Written task => Pull every line that holds the word "JSON" from the entries.
· · · ·
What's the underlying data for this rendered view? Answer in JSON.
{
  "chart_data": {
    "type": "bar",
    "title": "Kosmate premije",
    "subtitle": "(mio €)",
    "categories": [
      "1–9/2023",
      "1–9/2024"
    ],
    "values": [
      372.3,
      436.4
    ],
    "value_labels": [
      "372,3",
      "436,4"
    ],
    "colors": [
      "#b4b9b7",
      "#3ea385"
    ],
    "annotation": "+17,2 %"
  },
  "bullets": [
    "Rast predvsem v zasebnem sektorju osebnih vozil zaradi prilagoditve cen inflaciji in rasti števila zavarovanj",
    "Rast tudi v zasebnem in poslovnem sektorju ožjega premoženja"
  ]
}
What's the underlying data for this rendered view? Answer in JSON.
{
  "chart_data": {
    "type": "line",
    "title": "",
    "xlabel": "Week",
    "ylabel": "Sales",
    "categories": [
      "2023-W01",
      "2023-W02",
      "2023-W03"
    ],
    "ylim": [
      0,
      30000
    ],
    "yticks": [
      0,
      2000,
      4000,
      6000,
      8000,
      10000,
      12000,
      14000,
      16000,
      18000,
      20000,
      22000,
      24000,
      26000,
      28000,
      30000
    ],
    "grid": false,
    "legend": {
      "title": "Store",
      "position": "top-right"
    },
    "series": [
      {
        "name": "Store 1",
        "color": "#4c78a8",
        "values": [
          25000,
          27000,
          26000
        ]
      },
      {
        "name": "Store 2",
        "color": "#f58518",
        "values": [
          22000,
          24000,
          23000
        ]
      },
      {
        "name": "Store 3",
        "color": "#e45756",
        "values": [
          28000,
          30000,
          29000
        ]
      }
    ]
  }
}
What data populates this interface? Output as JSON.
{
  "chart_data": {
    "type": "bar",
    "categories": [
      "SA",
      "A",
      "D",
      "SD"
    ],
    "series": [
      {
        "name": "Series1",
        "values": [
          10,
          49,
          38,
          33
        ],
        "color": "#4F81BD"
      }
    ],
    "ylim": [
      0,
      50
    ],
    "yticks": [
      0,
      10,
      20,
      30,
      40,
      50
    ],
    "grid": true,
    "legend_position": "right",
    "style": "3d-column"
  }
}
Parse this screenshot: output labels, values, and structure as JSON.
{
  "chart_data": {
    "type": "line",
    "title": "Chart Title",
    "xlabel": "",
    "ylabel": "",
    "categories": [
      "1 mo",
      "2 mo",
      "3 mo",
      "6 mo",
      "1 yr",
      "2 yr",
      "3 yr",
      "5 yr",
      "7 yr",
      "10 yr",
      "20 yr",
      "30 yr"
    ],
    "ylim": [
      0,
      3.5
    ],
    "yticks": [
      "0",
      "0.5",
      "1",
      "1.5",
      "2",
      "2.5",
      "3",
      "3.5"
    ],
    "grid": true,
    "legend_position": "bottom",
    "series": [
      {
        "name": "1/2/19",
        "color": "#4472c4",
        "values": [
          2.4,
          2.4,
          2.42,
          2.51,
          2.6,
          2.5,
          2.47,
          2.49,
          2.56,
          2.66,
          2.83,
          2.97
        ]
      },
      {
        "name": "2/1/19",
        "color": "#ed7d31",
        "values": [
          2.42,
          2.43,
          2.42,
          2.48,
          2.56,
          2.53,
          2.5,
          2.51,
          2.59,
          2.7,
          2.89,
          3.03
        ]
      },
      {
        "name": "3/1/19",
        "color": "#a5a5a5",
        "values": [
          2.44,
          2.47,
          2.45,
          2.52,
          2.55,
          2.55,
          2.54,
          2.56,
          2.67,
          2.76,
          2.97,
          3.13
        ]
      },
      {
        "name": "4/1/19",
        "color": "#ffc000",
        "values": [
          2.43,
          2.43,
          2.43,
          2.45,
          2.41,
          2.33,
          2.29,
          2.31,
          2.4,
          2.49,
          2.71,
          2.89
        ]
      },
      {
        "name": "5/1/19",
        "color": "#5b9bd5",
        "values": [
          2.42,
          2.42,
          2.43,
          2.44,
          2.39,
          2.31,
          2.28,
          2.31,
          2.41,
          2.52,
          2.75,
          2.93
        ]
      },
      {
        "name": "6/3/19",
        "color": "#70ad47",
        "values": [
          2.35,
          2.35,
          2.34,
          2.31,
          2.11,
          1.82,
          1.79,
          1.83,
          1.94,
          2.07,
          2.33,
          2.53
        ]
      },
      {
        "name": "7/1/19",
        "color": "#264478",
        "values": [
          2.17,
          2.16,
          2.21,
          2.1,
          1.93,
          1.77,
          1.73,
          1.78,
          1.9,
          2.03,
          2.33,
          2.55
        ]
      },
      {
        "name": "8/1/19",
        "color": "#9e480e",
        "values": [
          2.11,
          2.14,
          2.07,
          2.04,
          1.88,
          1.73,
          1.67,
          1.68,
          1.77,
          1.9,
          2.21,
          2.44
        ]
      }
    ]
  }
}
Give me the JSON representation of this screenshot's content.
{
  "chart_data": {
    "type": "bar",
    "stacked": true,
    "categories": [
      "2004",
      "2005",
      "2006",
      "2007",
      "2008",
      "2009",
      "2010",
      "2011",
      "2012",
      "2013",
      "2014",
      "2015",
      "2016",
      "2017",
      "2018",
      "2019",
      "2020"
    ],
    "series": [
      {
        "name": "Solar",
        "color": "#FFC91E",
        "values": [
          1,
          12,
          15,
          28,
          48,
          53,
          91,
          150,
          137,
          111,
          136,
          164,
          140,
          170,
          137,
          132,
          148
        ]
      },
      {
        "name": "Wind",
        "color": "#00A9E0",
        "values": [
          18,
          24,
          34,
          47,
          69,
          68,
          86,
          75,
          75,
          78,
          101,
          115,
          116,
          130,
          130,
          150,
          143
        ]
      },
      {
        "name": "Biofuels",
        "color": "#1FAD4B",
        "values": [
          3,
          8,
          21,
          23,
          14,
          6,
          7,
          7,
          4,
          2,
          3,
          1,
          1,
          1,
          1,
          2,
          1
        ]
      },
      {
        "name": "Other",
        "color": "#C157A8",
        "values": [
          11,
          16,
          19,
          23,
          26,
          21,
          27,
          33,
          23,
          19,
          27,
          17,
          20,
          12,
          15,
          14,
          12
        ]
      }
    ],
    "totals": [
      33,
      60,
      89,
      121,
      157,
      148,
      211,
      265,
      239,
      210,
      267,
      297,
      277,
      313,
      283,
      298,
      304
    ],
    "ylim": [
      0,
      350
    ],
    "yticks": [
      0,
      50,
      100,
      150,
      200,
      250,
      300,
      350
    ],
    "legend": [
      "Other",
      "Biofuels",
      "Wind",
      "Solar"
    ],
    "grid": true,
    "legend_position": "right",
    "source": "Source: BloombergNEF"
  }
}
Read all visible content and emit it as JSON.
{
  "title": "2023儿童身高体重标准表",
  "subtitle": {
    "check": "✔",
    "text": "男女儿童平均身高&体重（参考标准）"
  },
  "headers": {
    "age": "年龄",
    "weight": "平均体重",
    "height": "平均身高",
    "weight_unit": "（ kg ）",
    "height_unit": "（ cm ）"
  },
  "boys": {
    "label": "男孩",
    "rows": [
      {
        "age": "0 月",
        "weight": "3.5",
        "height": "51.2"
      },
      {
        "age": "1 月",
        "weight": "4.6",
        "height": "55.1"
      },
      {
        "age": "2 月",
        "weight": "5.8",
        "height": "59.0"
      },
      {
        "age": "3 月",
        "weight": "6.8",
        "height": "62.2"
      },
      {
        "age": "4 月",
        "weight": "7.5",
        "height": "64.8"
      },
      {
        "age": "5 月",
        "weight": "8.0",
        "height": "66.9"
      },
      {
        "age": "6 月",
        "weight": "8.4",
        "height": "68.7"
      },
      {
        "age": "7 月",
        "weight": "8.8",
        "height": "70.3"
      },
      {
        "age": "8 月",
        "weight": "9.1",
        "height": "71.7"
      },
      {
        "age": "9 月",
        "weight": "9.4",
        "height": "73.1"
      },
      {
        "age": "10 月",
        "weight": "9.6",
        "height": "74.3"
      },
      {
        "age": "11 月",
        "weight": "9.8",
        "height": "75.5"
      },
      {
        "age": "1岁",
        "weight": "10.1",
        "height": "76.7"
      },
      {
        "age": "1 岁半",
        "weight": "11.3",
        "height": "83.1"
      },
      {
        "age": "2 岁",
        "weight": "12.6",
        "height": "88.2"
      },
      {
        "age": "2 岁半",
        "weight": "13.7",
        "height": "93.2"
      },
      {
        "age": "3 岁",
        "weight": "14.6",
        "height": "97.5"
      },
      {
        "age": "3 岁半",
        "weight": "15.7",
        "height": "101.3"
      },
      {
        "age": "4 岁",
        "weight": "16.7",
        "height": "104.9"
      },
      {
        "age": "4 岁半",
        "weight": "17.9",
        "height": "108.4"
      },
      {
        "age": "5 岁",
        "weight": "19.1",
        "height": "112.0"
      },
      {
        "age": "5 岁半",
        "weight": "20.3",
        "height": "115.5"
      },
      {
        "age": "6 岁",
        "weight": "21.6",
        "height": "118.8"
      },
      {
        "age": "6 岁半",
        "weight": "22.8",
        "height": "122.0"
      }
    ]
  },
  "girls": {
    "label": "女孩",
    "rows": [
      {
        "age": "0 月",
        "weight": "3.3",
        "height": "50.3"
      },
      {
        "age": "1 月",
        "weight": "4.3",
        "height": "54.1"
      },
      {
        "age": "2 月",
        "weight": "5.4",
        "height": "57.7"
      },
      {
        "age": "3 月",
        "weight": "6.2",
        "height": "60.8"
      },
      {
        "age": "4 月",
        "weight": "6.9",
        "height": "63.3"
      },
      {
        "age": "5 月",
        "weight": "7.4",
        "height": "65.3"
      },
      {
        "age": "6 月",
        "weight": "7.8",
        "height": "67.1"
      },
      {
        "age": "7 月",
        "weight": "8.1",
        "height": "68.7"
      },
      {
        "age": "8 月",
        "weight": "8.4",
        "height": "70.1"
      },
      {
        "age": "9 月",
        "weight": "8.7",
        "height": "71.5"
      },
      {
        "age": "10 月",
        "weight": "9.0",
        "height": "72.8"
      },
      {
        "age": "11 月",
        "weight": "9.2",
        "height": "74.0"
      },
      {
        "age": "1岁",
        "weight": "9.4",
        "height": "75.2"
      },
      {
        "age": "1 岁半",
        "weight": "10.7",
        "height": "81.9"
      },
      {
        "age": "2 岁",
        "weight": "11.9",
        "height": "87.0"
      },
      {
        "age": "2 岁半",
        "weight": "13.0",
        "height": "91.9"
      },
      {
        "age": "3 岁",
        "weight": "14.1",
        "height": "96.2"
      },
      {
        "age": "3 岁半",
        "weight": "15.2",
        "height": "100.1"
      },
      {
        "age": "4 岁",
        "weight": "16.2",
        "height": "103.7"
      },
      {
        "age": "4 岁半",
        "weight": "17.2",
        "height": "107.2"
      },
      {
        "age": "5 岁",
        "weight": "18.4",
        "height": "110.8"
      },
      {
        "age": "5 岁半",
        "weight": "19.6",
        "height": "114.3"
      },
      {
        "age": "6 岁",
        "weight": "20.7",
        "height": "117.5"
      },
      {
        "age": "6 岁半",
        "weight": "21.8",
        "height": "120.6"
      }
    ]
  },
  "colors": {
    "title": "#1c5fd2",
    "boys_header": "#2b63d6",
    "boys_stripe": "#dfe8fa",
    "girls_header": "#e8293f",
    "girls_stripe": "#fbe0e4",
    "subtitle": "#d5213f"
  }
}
· · · ·
Correct response =>
What's the underlying data for this rendered view? Answer in JSON.
What's the underlying data for this rendered view? Answer in JSON.
What data populates this interface? Output as JSON.
Parse this screenshot: output labels, values, and structure as JSON.
Give me the JSON representation of this screenshot's content.
Read all visible content and emit it as JSON.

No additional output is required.